*SET PROBLEM*: Provide only the number of lines where "двухместной" occurs.

Stored data
++++++
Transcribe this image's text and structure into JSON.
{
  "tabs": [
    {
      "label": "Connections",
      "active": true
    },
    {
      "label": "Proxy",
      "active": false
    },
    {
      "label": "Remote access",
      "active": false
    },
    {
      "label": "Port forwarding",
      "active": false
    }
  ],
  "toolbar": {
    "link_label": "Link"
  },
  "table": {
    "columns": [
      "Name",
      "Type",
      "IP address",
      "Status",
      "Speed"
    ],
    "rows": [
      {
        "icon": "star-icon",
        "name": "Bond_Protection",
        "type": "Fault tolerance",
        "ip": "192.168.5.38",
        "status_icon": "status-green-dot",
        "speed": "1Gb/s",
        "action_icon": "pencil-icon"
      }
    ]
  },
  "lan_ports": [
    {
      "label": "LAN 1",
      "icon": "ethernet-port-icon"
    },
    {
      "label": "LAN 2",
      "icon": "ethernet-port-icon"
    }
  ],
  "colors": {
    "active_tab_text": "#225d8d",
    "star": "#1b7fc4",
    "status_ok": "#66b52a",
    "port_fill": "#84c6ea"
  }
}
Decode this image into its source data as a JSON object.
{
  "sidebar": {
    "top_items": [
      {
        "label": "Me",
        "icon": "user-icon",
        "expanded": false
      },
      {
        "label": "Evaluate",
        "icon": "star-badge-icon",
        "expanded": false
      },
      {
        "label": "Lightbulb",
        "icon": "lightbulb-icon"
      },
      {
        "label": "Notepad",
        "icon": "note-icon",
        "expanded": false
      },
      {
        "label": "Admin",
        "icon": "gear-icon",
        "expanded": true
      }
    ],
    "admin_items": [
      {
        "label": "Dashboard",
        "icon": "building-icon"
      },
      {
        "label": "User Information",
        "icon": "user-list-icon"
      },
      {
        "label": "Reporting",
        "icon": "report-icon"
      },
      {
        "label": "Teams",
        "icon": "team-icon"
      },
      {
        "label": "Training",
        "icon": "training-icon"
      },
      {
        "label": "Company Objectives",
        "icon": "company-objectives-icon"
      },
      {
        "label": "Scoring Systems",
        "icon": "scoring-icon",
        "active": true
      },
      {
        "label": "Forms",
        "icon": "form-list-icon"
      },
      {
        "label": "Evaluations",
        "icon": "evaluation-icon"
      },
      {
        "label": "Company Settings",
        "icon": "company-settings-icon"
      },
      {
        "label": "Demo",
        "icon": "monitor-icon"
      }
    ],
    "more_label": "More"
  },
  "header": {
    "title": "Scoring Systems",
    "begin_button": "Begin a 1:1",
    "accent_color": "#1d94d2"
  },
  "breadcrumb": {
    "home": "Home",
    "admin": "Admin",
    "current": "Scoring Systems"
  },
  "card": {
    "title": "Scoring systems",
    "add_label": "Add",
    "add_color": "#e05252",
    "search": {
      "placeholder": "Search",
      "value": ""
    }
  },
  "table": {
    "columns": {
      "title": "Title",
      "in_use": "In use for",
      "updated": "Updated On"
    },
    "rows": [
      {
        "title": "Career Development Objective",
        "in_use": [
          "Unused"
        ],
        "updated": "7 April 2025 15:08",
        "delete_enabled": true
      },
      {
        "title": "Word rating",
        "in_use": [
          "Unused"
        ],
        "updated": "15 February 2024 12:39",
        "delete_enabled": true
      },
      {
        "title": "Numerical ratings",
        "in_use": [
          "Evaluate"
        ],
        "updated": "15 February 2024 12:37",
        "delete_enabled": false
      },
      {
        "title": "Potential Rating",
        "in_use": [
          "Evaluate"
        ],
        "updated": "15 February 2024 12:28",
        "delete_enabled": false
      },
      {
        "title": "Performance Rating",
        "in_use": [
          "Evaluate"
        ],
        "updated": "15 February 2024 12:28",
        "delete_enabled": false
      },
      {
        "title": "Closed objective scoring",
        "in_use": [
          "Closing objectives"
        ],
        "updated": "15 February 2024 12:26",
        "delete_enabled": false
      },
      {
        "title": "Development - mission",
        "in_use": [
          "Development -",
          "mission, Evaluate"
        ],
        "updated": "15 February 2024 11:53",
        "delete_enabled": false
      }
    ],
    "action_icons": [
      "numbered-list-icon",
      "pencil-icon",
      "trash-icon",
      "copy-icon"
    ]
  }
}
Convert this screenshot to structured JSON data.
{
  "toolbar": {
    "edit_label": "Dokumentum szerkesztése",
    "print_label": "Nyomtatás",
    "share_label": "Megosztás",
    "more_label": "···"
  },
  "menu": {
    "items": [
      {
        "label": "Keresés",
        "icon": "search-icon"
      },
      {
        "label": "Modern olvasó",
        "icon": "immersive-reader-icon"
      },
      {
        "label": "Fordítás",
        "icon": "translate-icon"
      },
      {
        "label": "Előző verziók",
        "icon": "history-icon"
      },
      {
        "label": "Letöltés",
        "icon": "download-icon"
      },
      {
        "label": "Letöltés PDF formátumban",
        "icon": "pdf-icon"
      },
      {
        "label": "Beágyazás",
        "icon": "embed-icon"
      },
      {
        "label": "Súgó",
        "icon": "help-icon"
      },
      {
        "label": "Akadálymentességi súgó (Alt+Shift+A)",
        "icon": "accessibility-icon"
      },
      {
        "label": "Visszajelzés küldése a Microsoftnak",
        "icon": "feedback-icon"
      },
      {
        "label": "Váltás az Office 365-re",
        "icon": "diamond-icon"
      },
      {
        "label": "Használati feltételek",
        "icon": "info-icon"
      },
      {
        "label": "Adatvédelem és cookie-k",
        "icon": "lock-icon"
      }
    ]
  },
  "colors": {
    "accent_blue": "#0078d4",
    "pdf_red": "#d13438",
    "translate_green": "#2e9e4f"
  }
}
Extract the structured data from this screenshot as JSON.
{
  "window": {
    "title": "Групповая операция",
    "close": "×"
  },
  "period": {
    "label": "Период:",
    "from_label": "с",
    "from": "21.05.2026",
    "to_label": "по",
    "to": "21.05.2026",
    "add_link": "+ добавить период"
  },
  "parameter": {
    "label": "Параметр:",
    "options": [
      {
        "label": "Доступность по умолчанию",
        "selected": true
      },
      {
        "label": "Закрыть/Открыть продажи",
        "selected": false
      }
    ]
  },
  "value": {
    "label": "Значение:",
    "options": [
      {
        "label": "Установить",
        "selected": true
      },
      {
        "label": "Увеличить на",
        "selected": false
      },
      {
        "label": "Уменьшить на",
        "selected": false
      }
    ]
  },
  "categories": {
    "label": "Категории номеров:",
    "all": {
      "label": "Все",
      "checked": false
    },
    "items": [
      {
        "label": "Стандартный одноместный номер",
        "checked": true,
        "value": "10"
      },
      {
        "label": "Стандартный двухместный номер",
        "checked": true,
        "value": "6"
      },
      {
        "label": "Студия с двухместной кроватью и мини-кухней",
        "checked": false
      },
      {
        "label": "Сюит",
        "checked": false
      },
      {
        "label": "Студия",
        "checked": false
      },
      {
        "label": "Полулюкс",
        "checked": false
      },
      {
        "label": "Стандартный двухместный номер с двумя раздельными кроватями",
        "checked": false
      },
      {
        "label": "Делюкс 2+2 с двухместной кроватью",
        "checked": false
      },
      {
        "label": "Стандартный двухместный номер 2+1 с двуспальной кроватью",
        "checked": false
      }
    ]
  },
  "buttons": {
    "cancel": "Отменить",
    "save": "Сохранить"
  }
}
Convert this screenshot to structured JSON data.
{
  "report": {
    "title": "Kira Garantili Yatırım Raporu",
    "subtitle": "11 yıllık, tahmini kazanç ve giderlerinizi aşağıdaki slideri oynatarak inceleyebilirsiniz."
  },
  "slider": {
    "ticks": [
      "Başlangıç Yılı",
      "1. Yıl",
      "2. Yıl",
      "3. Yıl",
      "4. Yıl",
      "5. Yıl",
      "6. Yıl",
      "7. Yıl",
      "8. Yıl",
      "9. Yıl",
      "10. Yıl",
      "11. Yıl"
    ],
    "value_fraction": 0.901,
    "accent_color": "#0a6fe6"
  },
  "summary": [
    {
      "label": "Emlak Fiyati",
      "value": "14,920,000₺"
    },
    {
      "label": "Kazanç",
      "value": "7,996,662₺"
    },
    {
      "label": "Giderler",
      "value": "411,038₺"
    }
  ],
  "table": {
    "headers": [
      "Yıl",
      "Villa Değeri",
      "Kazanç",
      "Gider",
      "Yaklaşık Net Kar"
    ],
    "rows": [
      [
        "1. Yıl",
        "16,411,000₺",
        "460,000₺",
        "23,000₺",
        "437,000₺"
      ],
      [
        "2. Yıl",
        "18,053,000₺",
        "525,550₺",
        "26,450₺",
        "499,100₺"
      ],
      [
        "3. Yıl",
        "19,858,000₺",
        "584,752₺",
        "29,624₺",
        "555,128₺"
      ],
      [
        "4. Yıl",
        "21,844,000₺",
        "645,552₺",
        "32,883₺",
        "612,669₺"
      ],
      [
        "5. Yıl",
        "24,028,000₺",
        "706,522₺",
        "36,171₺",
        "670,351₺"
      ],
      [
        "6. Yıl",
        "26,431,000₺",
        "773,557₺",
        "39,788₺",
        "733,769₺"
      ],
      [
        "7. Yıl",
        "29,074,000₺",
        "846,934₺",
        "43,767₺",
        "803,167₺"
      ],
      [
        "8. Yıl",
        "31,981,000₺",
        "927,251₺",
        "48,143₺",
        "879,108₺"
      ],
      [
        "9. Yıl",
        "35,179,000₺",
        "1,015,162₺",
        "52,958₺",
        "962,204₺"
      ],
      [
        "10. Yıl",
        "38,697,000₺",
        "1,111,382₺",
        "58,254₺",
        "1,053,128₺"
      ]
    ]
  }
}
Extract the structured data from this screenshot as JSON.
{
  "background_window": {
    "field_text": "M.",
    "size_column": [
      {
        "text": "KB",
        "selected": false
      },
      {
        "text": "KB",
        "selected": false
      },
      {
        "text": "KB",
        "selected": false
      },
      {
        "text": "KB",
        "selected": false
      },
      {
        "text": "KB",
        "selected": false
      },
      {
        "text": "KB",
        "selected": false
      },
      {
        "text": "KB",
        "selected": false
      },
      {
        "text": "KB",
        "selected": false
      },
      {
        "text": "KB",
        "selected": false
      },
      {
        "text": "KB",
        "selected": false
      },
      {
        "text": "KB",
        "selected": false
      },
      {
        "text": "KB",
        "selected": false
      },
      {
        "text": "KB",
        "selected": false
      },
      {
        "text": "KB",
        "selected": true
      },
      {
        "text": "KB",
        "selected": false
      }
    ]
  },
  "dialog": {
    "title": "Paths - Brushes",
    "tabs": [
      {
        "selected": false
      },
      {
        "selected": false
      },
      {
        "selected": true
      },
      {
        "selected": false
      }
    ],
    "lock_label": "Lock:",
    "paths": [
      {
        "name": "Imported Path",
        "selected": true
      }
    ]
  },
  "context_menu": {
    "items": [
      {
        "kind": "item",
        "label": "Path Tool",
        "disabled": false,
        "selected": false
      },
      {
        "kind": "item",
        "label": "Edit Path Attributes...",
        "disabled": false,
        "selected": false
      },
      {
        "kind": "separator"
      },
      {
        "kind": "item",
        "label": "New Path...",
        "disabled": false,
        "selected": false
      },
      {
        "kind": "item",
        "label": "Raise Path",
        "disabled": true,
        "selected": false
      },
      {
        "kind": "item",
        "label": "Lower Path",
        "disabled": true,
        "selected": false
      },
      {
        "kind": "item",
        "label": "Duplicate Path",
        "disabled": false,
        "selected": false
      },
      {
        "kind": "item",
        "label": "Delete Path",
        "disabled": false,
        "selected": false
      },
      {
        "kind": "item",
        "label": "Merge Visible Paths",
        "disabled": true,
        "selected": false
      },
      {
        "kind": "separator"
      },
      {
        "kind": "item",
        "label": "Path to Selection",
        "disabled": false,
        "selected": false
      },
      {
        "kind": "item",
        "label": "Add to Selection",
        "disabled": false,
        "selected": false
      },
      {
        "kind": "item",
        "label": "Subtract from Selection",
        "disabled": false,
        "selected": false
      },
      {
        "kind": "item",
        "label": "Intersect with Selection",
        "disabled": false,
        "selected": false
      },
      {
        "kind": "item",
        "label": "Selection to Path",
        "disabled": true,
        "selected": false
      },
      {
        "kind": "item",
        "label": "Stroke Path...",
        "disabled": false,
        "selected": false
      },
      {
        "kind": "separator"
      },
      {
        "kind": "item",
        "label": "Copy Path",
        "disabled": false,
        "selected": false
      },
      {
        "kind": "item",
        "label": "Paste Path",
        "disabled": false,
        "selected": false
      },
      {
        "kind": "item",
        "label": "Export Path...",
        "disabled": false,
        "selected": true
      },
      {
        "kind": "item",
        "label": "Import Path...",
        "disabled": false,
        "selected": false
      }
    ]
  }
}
++++++
*EXERCISE ANSWER*: 2